- **Provided records**:
○ ○ ○ ○ ○

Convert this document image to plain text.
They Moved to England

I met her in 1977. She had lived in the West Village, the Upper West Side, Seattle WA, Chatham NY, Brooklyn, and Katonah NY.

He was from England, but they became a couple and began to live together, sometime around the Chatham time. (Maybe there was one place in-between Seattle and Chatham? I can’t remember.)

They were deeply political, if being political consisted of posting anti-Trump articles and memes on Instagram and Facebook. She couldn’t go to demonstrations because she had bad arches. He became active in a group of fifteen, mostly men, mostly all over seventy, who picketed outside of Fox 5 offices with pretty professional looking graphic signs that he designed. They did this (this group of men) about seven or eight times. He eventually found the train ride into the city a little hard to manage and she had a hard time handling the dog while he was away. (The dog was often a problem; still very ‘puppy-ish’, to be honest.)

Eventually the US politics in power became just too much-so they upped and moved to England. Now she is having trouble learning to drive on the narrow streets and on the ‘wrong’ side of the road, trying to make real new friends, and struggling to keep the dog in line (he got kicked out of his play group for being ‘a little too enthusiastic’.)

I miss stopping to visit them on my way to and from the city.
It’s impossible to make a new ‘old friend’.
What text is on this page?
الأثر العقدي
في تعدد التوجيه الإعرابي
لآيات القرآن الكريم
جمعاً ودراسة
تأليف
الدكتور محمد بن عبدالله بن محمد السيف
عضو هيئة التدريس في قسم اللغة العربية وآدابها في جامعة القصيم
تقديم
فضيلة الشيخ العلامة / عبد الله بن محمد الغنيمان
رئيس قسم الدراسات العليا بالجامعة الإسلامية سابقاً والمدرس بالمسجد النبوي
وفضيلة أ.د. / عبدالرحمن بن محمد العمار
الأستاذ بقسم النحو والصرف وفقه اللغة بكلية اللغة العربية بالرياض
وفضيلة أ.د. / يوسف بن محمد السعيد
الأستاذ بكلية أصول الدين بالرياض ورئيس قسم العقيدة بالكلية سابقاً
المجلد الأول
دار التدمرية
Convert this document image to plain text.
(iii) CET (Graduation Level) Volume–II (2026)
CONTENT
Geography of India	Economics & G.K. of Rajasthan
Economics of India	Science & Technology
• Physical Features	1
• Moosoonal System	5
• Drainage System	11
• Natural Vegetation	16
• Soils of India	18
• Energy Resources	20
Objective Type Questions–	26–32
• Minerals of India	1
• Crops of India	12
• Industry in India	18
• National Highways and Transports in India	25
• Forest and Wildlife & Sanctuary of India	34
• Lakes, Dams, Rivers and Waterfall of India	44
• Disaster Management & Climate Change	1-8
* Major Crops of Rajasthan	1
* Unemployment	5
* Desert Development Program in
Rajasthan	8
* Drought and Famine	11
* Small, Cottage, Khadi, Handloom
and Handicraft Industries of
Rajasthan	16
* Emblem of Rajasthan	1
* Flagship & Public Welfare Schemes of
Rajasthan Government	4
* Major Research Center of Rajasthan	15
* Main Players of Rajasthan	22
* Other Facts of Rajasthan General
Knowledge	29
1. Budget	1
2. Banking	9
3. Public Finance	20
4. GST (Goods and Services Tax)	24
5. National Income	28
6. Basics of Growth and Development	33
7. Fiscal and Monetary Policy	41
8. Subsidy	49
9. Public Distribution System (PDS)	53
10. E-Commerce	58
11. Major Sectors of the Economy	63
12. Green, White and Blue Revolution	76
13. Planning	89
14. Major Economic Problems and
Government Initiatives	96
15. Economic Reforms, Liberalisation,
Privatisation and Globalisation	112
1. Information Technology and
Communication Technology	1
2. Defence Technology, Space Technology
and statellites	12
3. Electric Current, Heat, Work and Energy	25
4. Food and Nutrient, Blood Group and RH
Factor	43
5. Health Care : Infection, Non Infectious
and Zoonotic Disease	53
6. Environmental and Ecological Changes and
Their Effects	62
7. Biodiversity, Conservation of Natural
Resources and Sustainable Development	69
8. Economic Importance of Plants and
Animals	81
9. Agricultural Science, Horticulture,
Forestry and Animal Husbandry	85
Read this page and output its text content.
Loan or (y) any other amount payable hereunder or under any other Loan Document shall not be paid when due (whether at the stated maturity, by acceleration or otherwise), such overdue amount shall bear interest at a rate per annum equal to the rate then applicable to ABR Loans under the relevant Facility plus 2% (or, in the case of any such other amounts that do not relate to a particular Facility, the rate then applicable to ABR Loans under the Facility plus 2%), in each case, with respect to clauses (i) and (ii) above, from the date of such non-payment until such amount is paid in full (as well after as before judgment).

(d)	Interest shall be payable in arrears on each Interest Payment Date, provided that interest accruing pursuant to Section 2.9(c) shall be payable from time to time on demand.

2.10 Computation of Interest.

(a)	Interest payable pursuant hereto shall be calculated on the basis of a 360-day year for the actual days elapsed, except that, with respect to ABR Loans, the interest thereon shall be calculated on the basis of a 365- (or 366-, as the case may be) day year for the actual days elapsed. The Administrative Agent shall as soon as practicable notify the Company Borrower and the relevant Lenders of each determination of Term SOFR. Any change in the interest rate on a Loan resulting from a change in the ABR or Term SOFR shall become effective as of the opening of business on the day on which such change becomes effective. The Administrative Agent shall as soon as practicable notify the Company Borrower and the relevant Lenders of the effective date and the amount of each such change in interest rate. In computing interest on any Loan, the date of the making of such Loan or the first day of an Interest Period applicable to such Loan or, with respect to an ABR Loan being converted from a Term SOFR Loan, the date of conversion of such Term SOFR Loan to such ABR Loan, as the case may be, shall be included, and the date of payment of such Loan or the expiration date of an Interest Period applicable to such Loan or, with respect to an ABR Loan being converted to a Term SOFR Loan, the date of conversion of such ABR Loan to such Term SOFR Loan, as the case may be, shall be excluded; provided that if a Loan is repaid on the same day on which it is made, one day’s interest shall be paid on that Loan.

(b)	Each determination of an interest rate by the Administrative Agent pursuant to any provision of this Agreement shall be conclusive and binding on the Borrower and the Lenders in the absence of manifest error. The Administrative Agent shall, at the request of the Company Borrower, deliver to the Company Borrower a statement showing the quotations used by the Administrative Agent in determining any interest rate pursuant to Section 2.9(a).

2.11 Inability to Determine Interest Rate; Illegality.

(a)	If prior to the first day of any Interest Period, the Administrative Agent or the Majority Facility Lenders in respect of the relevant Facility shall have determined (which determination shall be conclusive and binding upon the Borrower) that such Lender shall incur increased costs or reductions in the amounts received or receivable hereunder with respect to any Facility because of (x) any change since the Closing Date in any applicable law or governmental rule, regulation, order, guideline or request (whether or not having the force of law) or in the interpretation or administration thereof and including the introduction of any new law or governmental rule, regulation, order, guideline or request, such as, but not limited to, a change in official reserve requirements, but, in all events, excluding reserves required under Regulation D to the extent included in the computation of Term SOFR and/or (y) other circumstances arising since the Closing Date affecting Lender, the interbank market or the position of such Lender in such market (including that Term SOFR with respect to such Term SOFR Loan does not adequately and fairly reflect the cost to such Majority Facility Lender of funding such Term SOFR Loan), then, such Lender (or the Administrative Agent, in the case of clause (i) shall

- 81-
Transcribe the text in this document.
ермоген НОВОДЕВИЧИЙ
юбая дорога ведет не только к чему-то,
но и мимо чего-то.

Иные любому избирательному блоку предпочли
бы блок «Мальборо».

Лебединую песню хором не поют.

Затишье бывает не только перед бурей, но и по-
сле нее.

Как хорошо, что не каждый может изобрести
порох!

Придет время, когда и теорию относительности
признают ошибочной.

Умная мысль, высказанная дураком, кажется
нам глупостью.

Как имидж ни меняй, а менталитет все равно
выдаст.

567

○ ○ ○ ○ ○

- **Task requirements**: Find each line in the records holding the string "Rajasthan" and show it.

- **Written answer**:
Geography of India	Economics & G.K. of Rajasthan
* Major Crops of Rajasthan	1
Rajasthan	8
Rajasthan	16
* Emblem of Rajasthan	1
Rajasthan Government	4
* Major Research Center of Rajasthan	15
* Main Players of Rajasthan	22
* Other Facts of Rajasthan General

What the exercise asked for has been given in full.